** Begin RECORDED INFORMATION **

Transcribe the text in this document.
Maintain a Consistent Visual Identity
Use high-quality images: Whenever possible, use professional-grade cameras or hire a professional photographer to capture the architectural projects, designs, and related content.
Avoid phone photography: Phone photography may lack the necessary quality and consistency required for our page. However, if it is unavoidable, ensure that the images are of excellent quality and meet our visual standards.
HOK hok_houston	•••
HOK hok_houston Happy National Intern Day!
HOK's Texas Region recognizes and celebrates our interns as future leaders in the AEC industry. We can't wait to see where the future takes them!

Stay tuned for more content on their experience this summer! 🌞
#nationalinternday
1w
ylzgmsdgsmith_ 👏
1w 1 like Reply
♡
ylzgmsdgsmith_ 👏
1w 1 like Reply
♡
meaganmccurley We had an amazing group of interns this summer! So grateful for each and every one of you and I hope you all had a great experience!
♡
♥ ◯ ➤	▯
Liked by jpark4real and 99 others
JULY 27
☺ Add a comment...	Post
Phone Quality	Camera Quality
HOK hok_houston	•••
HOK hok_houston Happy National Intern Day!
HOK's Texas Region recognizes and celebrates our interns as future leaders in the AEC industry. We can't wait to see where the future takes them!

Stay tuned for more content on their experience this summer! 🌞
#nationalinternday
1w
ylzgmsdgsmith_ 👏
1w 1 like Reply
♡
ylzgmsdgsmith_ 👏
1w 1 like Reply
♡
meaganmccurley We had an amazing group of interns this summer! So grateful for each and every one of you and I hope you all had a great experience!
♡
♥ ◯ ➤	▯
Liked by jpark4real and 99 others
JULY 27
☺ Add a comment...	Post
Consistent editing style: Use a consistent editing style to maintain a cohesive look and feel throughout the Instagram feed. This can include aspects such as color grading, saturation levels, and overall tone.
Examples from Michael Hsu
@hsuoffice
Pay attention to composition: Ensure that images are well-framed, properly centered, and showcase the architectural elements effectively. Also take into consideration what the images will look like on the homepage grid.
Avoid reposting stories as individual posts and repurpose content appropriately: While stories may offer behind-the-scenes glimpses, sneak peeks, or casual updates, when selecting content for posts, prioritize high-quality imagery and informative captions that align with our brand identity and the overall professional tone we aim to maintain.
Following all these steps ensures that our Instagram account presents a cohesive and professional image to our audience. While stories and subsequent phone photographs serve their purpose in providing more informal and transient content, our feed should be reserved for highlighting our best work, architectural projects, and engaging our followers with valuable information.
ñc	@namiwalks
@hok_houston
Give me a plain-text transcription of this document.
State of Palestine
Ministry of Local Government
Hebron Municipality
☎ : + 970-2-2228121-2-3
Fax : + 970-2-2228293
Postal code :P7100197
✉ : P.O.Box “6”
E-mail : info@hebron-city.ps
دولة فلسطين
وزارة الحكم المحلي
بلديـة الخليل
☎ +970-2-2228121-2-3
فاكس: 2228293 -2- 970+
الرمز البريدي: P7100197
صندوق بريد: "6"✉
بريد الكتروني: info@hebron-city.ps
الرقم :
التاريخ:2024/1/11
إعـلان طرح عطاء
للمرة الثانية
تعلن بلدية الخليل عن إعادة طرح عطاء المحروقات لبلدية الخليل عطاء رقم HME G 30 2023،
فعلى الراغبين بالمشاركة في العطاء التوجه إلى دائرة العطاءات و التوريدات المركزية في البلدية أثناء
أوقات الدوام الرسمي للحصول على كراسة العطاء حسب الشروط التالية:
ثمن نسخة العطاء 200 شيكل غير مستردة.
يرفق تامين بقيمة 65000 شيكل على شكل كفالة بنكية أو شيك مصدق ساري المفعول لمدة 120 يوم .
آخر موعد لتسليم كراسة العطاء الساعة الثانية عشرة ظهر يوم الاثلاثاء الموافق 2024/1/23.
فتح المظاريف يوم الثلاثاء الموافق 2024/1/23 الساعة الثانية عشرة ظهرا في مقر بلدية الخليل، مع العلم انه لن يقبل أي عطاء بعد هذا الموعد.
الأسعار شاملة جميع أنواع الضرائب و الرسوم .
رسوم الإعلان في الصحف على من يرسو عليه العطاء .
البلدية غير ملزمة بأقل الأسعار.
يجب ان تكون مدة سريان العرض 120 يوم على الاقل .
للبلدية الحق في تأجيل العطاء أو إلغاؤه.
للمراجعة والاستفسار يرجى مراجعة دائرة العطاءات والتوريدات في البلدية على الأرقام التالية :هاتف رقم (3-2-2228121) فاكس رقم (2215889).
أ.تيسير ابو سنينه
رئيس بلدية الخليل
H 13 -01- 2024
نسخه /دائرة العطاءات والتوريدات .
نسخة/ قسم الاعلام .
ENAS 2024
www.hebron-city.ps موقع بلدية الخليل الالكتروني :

** End RECORDED INFORMATION **

» **TASK TO CARRY OUT**: Go through the material line by line. Show each line that contains the string "البلدية".

» **WRITTEN SOLUTION**:
فعلى الراغبين بالمشاركة في العطاء التوجه إلى دائرة العطاءات و التوريدات المركزية في البلدية أثناء
البلدية غير ملزمة بأقل الأسعار.
للمراجعة والاستفسار يرجى مراجعة دائرة العطاءات والتوريدات في البلدية على الأرقام التالية :هاتف رقم (3-2-2228121) فاكس رقم (2215889).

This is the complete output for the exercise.